| PROMPT |
Render every entry exactly as it appears.

::::::::::

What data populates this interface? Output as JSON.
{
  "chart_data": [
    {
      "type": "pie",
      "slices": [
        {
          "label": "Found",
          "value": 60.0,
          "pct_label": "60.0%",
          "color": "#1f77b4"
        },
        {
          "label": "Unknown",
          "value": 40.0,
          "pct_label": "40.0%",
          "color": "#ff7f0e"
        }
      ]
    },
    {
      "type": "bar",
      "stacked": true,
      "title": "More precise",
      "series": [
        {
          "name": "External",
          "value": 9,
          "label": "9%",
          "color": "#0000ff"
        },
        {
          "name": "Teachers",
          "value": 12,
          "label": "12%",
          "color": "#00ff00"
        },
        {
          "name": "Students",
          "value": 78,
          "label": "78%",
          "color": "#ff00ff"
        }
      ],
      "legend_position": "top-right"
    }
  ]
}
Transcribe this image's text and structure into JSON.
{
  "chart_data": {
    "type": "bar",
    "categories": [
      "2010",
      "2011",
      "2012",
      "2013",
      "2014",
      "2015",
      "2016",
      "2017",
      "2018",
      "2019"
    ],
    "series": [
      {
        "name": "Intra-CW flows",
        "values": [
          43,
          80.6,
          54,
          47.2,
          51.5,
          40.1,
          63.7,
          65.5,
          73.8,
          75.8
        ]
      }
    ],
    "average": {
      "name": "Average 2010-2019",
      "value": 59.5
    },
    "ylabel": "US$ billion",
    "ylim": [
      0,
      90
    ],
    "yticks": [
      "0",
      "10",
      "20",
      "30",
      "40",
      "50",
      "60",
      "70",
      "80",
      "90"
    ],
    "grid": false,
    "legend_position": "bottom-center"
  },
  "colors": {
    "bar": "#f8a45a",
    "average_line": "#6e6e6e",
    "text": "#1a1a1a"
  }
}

::::::::::

| TASK RESULT |
What data populates this interface? Output as JSON.
{
  "chart_data": [
    {
      "type": "pie",
      "slices": [
        {
          "label": "Found",
          "value": 60.0,
          "pct_label": "60.0%",
          "color": "#1f77b4"
        },
        {
          "label": "Unknown",
          "value": 40.0,
          "pct_label": "40.0%",
          "color": "#ff7f0e"
        }
      ]
    },
    {
      "type": "bar",
      "stacked": true,
      "title": "More precise",
      "series": [
        {
          "name": "External",
          "value": 9,
          "label": "9%",
          "color": "#0000ff"
        },
        {
          "name": "Teachers",
          "value": 12,
          "label": "12%",
          "color": "#00ff00"
        },
        {
          "name": "Students",
          "value": 78,
          "label": "78%",
          "color": "#ff00ff"
        }
      ],
      "legend_position": "top-right"
    }
  ]
}
Transcribe this image's text and structure into JSON.
{
  "chart_data": {
    "type": "bar",
    "categories": [
      "2010",
      "2011",
      "2012",
      "2013",
      "2014",
      "2015",
      "2016",
      "2017",
      "2018",
      "2019"
    ],
    "series": [
      {
        "name": "Intra-CW flows",
        "values": [
          43,
          80.6,
          54,
          47.2,
          51.5,
          40.1,
          63.7,
          65.5,
          73.8,
          75.8
        ]
      }
    ],
    "average": {
      "name": "Average 2010-2019",
      "value": 59.5
    },
    "ylabel": "US$ billion",
    "ylim": [
      0,
      90
    ],
    "yticks": [
      "0",
      "10",
      "20",
      "30",
      "40",
      "50",
      "60",
      "70",
      "80",
      "90"
    ],
    "grid": false,
    "legend_position": "bottom-center"
  },
  "colors": {
    "bar": "#f8a45a",
    "average_line": "#6e6e6e",
    "text": "#1a1a1a"
  }
}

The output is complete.